- Requirements: Find each line holding the word "Ульяновской" and give the total alone.

- Source records:
++++++++++
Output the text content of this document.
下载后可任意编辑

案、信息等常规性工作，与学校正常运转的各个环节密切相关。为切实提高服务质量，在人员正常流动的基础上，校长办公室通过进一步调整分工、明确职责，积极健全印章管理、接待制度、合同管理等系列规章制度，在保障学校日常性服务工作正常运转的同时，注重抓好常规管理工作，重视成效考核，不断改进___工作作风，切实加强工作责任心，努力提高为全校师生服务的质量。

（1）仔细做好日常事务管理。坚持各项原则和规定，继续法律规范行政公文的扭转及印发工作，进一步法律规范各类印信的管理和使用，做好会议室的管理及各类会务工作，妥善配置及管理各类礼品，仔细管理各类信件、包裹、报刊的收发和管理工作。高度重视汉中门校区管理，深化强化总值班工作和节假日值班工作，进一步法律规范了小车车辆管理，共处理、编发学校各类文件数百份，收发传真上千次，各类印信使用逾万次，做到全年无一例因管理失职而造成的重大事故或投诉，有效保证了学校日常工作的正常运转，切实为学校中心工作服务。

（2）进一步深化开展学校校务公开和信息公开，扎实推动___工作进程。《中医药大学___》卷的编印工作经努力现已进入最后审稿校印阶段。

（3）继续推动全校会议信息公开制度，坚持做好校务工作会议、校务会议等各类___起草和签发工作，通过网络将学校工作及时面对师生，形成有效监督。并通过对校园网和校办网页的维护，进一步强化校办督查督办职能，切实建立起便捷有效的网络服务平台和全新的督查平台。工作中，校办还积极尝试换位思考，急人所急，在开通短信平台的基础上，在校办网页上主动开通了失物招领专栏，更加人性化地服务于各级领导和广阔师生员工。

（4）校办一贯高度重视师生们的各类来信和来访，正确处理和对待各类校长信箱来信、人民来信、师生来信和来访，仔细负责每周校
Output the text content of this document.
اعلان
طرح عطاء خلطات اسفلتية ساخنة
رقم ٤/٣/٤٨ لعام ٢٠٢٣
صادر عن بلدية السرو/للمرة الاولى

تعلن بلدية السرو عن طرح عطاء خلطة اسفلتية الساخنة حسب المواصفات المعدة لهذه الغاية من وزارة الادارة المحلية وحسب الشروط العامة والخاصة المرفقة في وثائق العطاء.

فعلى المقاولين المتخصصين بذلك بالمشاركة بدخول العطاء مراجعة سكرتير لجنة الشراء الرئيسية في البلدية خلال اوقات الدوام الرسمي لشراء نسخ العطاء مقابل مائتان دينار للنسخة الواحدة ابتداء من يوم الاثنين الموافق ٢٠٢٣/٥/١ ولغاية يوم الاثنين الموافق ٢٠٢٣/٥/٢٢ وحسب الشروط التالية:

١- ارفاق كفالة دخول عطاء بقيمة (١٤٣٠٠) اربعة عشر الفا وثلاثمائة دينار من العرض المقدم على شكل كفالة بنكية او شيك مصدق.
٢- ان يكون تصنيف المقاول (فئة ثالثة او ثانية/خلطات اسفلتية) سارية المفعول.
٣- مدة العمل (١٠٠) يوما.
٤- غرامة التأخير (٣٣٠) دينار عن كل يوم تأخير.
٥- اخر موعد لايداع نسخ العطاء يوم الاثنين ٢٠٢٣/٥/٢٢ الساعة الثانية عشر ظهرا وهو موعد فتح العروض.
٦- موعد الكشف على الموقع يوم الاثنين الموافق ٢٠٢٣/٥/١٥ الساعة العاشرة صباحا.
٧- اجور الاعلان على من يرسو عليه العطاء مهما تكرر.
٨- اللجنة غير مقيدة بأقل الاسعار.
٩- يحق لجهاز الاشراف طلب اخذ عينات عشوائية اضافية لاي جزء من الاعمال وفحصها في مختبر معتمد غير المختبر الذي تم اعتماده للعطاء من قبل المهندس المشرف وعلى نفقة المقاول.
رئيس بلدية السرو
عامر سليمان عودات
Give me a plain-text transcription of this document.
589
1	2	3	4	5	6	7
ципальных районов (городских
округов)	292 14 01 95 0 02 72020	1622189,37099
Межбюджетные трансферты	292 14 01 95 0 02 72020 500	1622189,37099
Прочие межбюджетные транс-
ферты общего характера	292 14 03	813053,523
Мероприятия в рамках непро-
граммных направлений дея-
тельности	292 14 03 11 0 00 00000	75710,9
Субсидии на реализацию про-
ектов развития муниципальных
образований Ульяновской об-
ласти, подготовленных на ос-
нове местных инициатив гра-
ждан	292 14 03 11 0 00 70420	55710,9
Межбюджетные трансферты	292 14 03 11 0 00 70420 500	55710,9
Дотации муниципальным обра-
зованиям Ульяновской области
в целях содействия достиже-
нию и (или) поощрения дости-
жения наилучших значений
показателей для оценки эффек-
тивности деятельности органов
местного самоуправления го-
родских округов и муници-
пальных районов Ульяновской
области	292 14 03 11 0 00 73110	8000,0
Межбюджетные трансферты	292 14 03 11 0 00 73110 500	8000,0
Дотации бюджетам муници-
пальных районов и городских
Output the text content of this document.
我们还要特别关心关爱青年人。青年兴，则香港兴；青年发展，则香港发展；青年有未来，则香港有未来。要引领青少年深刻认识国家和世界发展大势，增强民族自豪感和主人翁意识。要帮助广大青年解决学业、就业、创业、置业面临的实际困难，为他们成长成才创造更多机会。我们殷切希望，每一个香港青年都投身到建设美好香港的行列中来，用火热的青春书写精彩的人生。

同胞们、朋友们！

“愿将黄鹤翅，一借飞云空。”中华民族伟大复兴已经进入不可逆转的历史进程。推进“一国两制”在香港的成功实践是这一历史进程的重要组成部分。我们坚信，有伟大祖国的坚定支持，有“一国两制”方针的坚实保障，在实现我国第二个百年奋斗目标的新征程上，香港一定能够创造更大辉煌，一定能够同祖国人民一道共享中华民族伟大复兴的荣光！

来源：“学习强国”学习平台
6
++++++++++
- Answer to the problem: 3